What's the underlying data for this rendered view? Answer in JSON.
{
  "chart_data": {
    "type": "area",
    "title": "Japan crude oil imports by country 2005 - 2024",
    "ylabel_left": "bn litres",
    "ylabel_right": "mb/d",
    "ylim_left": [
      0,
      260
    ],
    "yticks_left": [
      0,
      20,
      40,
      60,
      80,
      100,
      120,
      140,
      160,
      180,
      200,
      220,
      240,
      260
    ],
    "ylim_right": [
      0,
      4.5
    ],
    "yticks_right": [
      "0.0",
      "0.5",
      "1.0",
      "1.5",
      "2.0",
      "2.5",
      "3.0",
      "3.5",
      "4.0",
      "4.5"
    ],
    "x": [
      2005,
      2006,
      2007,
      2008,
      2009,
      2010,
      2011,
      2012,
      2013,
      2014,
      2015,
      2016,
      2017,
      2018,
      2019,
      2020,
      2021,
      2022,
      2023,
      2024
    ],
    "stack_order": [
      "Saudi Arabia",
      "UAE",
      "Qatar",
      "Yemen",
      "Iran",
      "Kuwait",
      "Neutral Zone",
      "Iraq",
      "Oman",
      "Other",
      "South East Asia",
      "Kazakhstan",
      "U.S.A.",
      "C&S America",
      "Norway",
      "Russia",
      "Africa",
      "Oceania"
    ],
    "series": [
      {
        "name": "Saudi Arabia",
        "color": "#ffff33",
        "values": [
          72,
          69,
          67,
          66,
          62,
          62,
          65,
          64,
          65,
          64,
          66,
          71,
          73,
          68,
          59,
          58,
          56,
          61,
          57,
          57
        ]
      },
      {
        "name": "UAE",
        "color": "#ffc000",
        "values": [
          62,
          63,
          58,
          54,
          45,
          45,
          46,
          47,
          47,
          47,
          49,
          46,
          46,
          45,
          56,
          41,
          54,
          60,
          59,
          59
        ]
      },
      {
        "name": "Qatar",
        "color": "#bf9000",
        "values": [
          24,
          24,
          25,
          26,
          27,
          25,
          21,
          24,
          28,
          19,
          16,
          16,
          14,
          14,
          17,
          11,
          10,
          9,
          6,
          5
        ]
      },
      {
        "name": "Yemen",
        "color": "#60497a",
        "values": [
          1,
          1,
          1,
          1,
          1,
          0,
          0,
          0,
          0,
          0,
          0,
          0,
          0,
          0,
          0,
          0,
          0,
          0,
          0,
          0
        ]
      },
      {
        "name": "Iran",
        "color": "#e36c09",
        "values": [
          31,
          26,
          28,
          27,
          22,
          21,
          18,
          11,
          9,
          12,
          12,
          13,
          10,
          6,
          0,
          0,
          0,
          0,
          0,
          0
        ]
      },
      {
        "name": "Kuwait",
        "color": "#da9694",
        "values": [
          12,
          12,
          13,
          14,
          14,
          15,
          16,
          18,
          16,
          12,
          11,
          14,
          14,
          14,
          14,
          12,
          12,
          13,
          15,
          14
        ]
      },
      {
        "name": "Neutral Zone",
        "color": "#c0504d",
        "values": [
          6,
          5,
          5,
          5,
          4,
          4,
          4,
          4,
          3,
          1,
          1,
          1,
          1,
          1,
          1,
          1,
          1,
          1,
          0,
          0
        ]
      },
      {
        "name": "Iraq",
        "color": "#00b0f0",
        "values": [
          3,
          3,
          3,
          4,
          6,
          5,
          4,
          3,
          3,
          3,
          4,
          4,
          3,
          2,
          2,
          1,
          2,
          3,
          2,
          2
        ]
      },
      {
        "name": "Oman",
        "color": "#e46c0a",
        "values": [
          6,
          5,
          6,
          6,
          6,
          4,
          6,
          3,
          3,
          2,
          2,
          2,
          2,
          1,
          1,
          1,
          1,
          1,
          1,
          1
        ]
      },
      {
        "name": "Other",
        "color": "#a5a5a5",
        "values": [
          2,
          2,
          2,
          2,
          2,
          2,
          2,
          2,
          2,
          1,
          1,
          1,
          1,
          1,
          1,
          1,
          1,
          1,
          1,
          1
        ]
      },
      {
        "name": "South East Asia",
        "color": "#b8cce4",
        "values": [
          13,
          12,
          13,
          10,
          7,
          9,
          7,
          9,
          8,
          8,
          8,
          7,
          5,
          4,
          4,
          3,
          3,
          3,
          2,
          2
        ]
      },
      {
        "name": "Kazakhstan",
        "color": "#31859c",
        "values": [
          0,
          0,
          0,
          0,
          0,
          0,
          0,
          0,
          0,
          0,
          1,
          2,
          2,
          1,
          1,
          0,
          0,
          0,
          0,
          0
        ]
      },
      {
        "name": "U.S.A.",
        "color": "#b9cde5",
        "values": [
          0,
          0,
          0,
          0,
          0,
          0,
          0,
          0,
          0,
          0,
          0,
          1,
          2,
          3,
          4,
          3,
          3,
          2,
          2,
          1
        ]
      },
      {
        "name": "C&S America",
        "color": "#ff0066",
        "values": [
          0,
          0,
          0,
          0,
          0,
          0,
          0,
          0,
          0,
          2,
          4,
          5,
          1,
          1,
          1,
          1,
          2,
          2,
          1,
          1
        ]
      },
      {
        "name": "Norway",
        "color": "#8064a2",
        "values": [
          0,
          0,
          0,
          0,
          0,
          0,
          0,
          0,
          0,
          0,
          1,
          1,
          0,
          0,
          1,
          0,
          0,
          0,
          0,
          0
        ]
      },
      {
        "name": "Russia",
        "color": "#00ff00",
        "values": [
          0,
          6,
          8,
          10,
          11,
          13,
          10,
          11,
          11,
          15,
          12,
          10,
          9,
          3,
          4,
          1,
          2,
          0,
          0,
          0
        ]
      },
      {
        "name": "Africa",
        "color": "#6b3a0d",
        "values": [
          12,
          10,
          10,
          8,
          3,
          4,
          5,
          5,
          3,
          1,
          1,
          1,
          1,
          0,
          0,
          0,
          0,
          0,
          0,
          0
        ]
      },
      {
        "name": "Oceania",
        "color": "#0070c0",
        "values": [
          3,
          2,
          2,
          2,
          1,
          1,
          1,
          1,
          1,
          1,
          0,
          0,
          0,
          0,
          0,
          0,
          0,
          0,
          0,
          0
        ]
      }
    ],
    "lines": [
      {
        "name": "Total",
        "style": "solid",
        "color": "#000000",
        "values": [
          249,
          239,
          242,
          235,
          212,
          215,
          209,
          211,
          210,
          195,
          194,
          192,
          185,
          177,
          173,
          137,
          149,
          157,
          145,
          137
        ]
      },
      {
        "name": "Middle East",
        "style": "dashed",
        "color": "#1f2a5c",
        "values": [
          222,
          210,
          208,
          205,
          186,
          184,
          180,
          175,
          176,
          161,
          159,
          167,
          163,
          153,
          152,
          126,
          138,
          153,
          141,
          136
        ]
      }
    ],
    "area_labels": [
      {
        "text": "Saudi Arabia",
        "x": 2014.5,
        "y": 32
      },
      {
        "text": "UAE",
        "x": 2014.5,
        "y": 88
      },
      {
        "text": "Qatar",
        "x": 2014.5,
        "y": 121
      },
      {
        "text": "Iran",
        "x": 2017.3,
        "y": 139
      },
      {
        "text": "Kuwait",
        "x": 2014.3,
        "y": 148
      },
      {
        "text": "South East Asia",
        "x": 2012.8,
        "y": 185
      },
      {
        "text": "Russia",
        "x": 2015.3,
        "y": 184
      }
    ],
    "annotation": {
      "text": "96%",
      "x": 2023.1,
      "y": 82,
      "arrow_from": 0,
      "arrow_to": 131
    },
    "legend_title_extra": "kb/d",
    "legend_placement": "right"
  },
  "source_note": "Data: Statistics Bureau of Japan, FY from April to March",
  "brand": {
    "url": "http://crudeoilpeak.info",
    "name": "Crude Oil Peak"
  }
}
※ ※ ※
What you will do: Gather from the records above every line containing the string "Japan".

Solution to the problem:
    "title": "Japan crude oil imports by country 2005 - 2024",
  "source_note": "Data: Statistics Bureau of Japan, FY from April to March",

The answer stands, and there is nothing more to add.